ЗАДАНИЕ:
Делегатом каких съездов РКП (б) был дядя Гена, по словам автора воспоминаний ниже?
### ФРАГМЕНТ ТЕКСТА ###
Шрифт:
Интервал:
Закладка:
Я хорошо помнил: в 1941 г. Москву отстояли, а потом наступали на врага – долго и трудно – до самого Берлина. Все это было неразрывно связано с именем Иосифа Виссарионовича. Сталин был больше каждого из нас, больше Москвы, он был как бы всей страной. Когда началась война, я сразу повзрослел. Дедушка Ленин, знакомый мне с детства, остался со мной, но как бы в прошлом, и вся надежда стала связываться с именем Сталина. Для меня и моих сверстников Сталин все военные и послевоенные годы ассоциировался с общими трудностями и общей победой.
Обстановка приподнятости в связи с предстоящим юбилеем чувствовалась во всем. Михаил Исаковский в эти дни писал: «Мы так Вам верили, товарищ Сталин, как, может быть, не верили себе!» В школьном зале висел украшенный цветами большой портрет вождя. Но говорили мы об этом мало, и школьная жизнь продолжалась как обычно.
Нестандартные, критические оценки истории и роли партии, тем более товарища Сталина тогда, конечно, казались откровением.
В декабре 1949 г. я познакомился с родственником моего одноклассника Бори Шеломанова – его дядей Геной. Было известно, хотя в их семье говорили об этом глухо, что у него большое революционное прошлое. В 1918–1920 гг. он был делегатом 7-го, 8-го и 9-го съездов РКП (б) от царицынской армии, видел и слушал выступления виднейших деятелей партии того времени: Ленина, Троцкого, Сталина, Кирова и других.
Дядя Гена внешне был малозаметным человеком, но в разговоре с ним чувствовалась несомненная внутренняя значительность. Как-то мы упросили его рассказать о том далеком времени. Согласился он неохотно. Вот его воспоминания.
### ИСХОДНЫЕ ДАННЫЕ ###
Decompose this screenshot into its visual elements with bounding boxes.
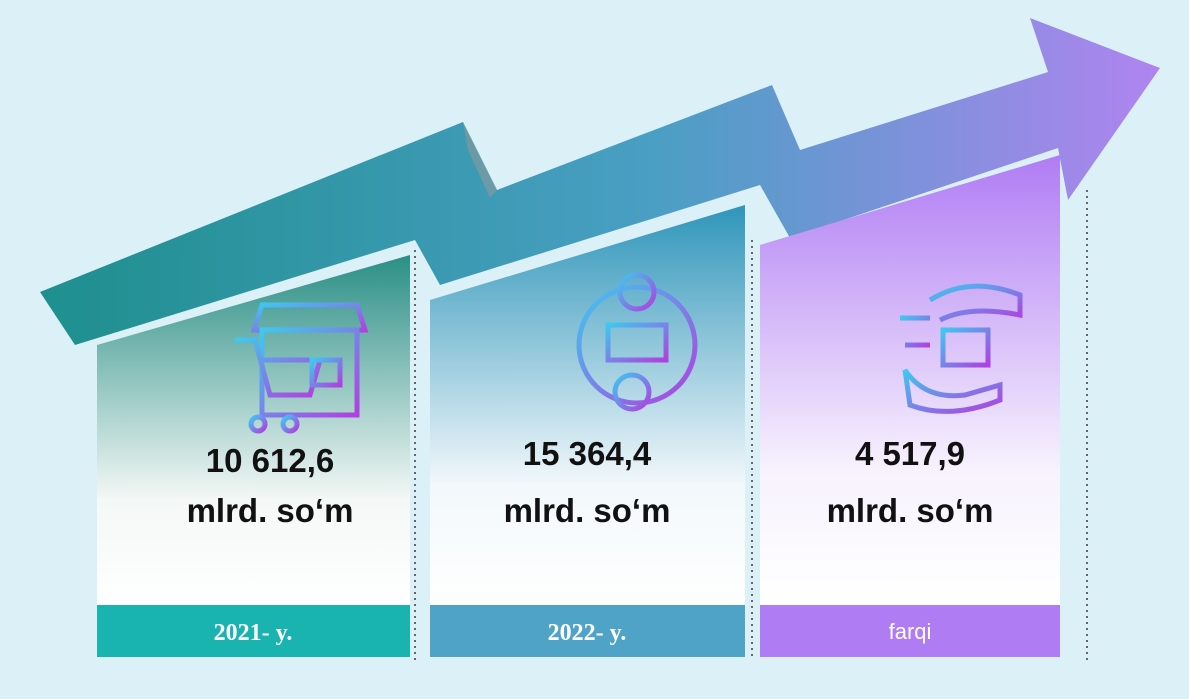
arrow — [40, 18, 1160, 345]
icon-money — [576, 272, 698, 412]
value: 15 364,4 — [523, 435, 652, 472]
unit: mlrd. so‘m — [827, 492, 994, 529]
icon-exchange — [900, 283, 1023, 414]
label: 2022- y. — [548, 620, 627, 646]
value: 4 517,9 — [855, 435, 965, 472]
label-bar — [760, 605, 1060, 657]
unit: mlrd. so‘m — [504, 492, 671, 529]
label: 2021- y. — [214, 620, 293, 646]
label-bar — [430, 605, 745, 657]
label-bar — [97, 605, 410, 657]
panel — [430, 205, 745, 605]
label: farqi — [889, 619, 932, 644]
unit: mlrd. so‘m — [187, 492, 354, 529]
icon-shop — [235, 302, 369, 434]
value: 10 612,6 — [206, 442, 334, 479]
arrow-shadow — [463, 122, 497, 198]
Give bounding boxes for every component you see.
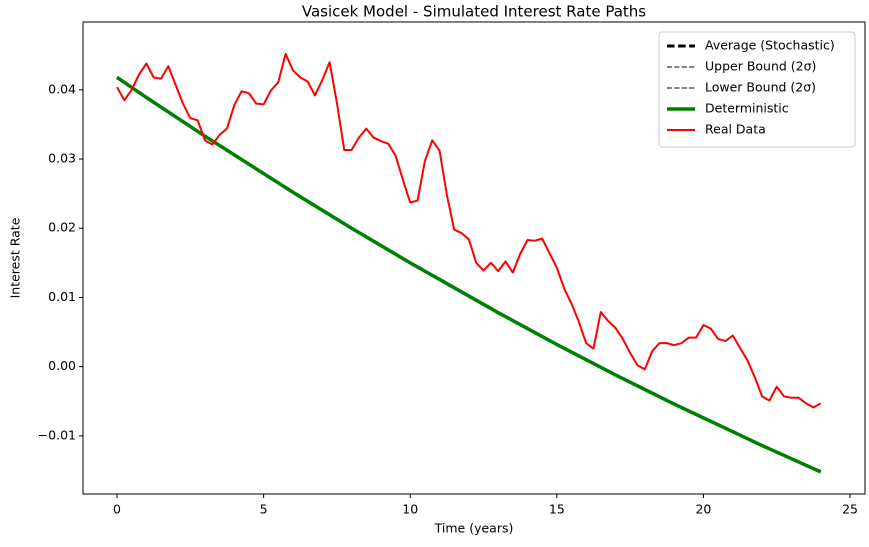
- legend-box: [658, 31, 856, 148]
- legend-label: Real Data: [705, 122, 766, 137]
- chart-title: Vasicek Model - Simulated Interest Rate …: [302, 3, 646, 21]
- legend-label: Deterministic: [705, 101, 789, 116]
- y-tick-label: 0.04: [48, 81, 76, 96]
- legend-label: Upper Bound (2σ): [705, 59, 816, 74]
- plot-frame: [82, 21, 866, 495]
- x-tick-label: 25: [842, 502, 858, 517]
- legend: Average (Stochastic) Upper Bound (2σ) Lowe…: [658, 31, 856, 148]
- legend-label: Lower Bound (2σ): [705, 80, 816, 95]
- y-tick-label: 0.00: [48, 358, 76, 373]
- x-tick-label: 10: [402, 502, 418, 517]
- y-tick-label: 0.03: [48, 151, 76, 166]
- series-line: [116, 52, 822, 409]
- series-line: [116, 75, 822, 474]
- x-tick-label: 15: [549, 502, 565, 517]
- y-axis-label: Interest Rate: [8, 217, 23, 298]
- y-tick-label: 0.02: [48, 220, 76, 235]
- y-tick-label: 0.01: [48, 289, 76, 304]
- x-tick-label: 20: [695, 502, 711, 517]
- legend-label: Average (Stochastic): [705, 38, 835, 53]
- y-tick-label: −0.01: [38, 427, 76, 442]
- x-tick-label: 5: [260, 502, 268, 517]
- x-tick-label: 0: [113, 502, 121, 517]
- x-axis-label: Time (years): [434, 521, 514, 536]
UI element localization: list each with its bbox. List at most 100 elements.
###
### ИСХОДНЫЕ ДАННЫЕ ###
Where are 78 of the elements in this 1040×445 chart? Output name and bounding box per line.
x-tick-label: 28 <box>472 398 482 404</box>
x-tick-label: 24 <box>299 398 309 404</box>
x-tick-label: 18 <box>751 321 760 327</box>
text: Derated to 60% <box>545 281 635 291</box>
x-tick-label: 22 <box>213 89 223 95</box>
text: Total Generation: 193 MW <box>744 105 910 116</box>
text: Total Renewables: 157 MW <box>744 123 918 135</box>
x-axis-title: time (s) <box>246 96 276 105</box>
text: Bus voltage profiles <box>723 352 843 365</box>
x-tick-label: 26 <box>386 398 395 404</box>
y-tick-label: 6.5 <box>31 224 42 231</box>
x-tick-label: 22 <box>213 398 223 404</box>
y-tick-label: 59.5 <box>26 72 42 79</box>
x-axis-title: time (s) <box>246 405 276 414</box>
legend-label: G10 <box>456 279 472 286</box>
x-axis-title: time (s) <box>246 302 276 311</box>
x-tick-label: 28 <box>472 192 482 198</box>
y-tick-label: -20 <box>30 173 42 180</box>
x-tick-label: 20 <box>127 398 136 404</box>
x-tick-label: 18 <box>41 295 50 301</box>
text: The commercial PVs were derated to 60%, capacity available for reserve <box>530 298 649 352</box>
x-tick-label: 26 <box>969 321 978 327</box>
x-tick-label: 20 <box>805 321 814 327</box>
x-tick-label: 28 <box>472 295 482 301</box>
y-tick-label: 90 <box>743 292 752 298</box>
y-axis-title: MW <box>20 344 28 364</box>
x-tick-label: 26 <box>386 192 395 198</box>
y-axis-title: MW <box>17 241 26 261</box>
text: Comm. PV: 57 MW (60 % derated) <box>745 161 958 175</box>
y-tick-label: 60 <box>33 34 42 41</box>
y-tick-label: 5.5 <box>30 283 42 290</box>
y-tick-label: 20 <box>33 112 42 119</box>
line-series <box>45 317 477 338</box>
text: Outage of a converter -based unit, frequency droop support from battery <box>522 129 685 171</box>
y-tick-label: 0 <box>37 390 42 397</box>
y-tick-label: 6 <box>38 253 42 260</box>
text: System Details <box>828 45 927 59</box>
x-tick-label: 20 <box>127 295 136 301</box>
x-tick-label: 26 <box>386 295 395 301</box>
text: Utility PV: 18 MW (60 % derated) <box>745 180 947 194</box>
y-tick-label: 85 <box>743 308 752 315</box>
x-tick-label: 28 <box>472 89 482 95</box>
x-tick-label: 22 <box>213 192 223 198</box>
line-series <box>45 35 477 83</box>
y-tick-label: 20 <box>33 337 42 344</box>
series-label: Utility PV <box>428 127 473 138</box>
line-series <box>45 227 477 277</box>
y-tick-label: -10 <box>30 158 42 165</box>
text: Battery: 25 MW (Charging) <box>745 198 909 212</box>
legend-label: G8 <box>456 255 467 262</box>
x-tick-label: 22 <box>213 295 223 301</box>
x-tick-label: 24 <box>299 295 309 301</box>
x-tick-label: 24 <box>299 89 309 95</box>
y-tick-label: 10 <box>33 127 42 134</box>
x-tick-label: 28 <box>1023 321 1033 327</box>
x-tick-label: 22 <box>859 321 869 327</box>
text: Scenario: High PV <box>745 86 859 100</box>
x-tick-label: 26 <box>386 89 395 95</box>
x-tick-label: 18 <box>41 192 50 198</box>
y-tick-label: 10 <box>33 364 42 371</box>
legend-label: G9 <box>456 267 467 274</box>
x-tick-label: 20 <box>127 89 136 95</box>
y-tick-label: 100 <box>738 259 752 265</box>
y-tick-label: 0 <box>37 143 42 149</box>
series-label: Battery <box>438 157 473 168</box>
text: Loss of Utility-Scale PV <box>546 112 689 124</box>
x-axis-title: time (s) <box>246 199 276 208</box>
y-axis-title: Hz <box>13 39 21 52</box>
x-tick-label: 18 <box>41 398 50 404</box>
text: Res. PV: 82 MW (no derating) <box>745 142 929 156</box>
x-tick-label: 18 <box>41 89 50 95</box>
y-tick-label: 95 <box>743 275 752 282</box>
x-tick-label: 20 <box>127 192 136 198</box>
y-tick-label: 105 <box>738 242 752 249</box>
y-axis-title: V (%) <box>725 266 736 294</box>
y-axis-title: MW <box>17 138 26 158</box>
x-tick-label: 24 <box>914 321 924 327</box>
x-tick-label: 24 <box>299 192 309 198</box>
###
ОТВЕТ:
Дядя Гена был делегатом 7-го, 8-го и 9-го съездов РКП (б) от царицынской армии в 1918–1920 гг.